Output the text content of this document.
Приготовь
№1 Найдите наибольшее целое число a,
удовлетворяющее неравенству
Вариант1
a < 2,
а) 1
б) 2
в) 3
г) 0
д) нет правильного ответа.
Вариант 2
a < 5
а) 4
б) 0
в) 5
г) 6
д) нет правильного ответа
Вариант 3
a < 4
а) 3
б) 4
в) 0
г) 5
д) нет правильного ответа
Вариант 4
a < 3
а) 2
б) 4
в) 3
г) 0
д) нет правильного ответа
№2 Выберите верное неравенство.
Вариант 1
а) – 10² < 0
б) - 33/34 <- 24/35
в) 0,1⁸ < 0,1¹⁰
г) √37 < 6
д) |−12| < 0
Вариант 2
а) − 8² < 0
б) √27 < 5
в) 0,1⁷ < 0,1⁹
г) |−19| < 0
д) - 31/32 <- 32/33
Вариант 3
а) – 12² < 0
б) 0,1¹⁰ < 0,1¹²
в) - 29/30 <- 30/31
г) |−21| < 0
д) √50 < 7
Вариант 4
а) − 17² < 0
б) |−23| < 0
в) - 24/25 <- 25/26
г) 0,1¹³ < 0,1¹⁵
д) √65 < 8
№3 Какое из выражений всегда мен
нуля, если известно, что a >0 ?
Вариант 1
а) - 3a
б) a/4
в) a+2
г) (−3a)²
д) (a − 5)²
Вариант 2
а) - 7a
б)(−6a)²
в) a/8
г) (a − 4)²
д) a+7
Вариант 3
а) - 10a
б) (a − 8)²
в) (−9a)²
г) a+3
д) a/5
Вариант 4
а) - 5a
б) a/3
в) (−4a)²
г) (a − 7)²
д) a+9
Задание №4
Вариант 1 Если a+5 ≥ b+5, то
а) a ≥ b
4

-----

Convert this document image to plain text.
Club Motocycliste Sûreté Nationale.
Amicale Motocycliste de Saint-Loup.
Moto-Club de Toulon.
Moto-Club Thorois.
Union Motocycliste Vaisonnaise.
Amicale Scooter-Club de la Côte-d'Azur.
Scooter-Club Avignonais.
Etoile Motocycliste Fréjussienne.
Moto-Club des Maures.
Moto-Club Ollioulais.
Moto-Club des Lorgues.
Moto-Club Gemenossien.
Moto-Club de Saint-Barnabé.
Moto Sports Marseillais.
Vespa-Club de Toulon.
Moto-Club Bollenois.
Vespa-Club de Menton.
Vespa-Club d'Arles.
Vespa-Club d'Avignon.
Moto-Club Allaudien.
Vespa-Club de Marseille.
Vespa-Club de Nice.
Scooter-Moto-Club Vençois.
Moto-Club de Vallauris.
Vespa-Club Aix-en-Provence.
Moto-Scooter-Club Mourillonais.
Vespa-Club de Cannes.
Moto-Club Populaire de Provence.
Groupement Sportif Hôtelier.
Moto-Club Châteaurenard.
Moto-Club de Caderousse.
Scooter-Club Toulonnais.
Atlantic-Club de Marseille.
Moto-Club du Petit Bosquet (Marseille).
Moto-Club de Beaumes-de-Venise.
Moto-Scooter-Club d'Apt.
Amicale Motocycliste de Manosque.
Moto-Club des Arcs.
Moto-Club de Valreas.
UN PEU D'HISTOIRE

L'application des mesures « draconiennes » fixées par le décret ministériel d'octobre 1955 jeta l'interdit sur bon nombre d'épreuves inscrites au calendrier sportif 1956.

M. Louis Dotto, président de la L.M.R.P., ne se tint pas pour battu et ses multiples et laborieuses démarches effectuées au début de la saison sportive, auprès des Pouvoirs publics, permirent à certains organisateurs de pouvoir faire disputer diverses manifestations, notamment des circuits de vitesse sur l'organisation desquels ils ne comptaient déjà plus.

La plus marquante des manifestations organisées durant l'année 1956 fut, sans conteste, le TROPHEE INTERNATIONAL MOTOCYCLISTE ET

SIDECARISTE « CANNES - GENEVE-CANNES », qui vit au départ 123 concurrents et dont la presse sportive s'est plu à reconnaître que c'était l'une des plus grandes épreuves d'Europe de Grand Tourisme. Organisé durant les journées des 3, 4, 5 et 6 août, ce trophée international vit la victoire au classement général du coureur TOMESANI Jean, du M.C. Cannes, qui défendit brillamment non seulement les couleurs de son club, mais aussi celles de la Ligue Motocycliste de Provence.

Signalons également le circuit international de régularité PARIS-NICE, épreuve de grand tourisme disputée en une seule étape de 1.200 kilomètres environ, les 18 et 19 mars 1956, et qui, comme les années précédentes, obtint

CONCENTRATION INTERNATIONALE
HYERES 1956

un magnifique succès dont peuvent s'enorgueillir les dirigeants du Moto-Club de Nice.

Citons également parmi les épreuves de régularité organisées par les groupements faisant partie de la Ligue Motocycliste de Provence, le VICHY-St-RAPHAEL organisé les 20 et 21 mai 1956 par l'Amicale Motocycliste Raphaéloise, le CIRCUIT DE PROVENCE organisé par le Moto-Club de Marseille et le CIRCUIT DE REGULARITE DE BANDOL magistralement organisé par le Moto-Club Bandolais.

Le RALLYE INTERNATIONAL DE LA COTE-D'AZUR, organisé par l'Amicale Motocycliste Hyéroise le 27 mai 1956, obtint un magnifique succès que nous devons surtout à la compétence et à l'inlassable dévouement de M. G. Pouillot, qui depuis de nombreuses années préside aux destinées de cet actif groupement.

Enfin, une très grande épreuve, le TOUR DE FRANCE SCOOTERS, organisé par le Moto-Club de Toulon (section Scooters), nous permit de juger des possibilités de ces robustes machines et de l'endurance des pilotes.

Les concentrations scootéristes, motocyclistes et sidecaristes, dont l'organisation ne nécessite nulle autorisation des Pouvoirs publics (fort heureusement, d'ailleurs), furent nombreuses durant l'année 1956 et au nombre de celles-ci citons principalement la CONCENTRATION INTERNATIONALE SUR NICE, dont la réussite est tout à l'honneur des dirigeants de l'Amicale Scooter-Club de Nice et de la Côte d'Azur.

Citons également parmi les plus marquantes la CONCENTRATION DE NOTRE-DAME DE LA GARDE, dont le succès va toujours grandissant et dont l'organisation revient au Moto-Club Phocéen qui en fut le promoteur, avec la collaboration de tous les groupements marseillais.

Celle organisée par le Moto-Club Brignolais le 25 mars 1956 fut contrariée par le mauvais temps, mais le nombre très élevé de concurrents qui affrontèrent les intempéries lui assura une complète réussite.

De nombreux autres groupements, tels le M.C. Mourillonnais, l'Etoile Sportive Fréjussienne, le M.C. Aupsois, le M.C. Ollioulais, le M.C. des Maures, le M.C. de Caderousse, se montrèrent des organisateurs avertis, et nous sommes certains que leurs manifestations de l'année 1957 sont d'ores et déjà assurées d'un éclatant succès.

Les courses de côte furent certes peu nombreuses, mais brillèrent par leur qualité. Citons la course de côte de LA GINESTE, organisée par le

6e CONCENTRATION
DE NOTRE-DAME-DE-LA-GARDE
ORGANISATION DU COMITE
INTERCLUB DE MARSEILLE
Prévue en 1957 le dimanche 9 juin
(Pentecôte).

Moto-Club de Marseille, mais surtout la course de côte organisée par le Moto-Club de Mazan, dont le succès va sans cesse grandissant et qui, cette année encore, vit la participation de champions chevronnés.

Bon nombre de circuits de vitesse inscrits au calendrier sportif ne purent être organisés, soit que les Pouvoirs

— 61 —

-----

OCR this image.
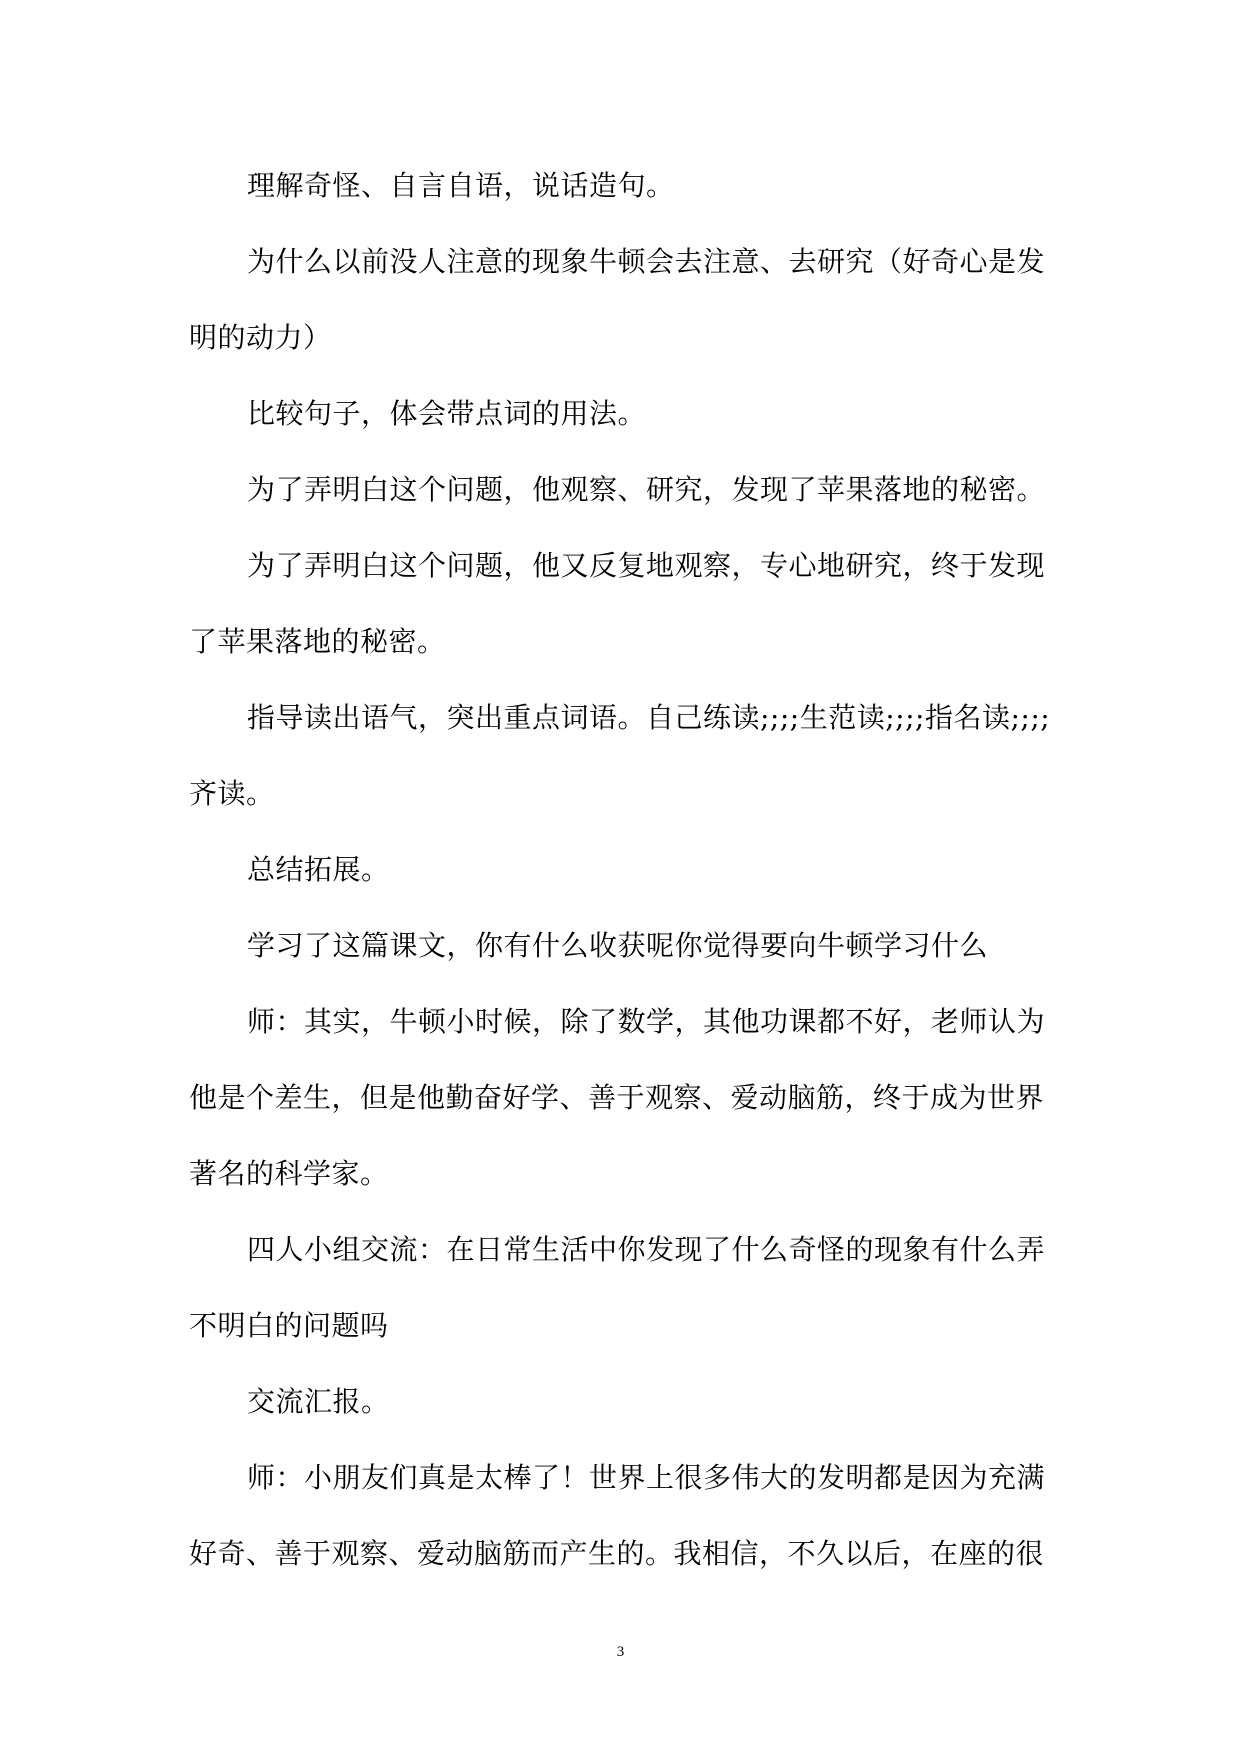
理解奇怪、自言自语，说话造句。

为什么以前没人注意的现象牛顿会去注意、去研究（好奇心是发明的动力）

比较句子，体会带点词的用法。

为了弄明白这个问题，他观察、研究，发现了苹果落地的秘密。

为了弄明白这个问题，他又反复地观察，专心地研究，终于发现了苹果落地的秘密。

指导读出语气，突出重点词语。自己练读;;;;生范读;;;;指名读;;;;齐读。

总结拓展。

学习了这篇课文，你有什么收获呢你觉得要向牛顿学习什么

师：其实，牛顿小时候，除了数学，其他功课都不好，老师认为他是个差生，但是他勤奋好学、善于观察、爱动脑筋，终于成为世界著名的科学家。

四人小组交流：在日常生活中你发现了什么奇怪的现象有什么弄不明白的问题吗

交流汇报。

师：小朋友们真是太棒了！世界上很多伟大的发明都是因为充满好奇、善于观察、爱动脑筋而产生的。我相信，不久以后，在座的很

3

-----

• Exercise aim
Extract every line containing the string "Cannes" from the material.

• Result of the exercise
Vespa-Club de Cannes.
SIDECARISTE « CANNES - GENEVE-CANNES », qui vit au départ 123 concurrents et dont la presse sportive s'est plu à reconnaître que c'était l'une des plus grandes épreuves d'Europe de Grand Tourisme. Organisé durant les journées des 3, 4, 5 et 6 août, ce trophée international vit la victoire au classement général du coureur TOMESANI Jean, du M.C. Cannes, qui défendit brillamment non seulement les couleurs de son club, mais aussi celles de la Ligue Motocycliste de Provence.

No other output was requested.